TASKS
1. Repeat the hamster cage thread from "# Best cages" up to and including "(Oct 7, 2018)", swapping "forum" for "message board".
2. In the hamster cage thread, what dimensions are given for the Alaska cage?
3. Carry on the hamster cage thread from the point where it stops.

EXCERPT TO READ

──────────

# Best cages for a syrian



## Tiffanylarkins (Feb 19, 2020)

Hi everyone I'm new to this forum and would like some advice on the best kind of cage for my new Syrian thank you


----------



## Engel98 (Oct 7, 2018)

Alaska is often recommended as the bare minimum agreed upon which is 80x50cm. Other cages include zoozone 2, Barney, Alexander, skyline, furplast creti and hamster haven. Most are available on zooplus.

OR

Get a indoor rabbit cage for £30 from [email protected] and mesh the bars. They typically start at 100x50cm so quite good for a ham


----------



## Knighterist (Feb 10, 2020)

Engel98 said:


> Alaska is often recommended as the bare minimum agreed upon which is 80x50cm. Other cages include zoozone 2, Barney, Alexander, skyline, furplast creti and hamster haven. Most are available on zooplus.
> 
> OR
> 
> Get a indoor rabbit cage for £30 from [email protected] and mesh the bars. They typically start at 100x50cm so quite good for a ham


If you need to see a Syrian vs an Alaska cage, I have just set my boy Marble up in there. He's still exploring and is like "yo, what is this!?", but the space is incredible!


----------



## Tiffanylarkins (Feb 19, 2020)

Knighterist said:


> If you need to see a Syrian vs an Alaska cage, I have just set my boy Marble up in there. He's still exploring and is like "yo, what is this!?", but the space is incredible!
> View attachment 431805


Awwww he's adorable and what a really big cage


----------



## Knighterist (Feb 10, 2020)

──────────

GIVEN DATA

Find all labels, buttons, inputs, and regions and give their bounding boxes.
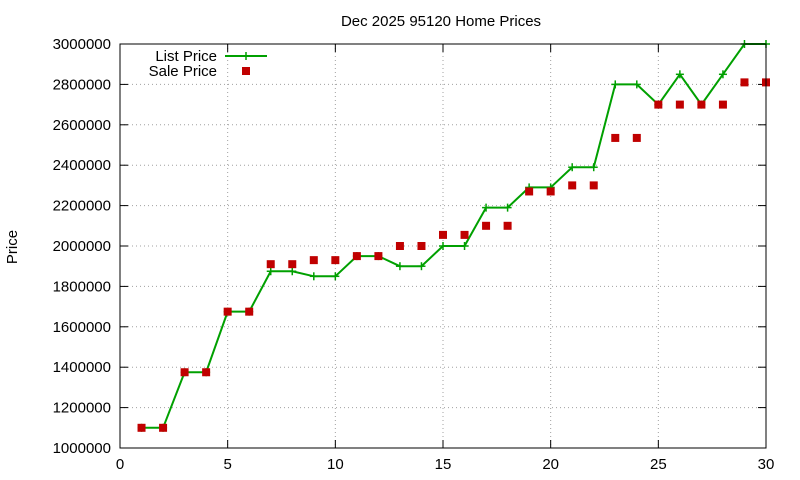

──────────

TASK-BY-TASK RESULTS
1.
# Best cages for a syrian



## Tiffanylarkins (Feb 19, 2020)

Hi everyone I'm new to this message board and would like some advice on the best kind of cage for my new Syrian thank you


----------



## Engel98 (Oct 7, 2018)

2. 80x50cm

3.
Tiffanylarkins said:


> Awwww he's adorable and what a really big cage


It is the recommended size of Syrians...I was shocked to get the parcel at work and then moved it home and realised it size. But well worth it, can fit more toys and things in there and putting a treat on my hand I there for me isn't so much of a contortionists job anymore.
Noted that the box of the cage came half filled with packaging though...=_=


----------



## Tiffanylarkins (Feb 19, 2020)

Knighterist said:


> It is the recommended size of Syrians...I was shocked to get the parcel at work and then moved it home and realised it size. But well worth it, can fit more toys and things in there and putting a treat on my hand I there for me isn't so much of a contortionists job anymore.
> Noted that the box of the cage came half filled with packaging though...=_=


Does it have a tunnel connected to it?


----------



## Knighterist (Feb 10, 2020)

Tiffanylarkins said:


> Does it have a tunnel connected to it?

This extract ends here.